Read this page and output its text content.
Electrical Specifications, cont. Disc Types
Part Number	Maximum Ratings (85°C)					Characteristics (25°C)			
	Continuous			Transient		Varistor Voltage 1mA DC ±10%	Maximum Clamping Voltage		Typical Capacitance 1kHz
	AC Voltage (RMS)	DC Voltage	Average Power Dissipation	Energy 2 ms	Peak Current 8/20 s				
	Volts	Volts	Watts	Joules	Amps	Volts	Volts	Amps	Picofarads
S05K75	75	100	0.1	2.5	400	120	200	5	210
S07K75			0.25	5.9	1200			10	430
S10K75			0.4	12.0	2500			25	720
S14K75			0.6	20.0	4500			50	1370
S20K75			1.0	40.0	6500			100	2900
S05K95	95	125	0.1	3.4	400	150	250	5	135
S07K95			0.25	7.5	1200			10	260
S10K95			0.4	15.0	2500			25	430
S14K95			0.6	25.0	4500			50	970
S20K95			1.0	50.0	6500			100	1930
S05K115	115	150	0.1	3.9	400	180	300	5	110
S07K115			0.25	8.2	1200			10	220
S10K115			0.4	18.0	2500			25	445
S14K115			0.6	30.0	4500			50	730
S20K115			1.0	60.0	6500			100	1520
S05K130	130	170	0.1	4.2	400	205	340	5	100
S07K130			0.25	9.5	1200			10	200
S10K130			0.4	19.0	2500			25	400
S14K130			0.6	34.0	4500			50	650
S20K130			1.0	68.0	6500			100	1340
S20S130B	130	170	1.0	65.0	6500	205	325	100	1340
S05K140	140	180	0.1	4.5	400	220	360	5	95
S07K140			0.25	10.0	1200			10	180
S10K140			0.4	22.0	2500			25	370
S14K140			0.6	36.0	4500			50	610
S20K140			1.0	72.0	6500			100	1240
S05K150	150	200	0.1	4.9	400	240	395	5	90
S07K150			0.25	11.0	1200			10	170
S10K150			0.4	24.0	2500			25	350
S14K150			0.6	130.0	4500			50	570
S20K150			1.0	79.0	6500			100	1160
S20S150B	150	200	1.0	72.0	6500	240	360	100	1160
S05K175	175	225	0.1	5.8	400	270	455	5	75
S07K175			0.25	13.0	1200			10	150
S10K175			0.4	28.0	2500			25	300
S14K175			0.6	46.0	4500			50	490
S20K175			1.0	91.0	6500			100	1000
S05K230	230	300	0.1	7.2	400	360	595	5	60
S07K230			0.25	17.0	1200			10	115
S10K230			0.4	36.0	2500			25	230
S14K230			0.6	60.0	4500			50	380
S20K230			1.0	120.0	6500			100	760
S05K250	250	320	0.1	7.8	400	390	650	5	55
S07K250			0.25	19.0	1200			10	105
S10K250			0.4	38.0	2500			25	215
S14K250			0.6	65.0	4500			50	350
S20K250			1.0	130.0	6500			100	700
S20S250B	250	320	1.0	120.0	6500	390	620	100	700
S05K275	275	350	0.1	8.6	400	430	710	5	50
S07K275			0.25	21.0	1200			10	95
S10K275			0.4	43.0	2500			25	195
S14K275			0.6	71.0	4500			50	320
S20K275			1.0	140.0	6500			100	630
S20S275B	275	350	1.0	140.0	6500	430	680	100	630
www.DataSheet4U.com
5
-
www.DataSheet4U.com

__WORK INSTRUCTIONS__: Tally how many lines in the material above hold the word "Maximum". Write only that number.

__CORRECT RESPONSE__: 2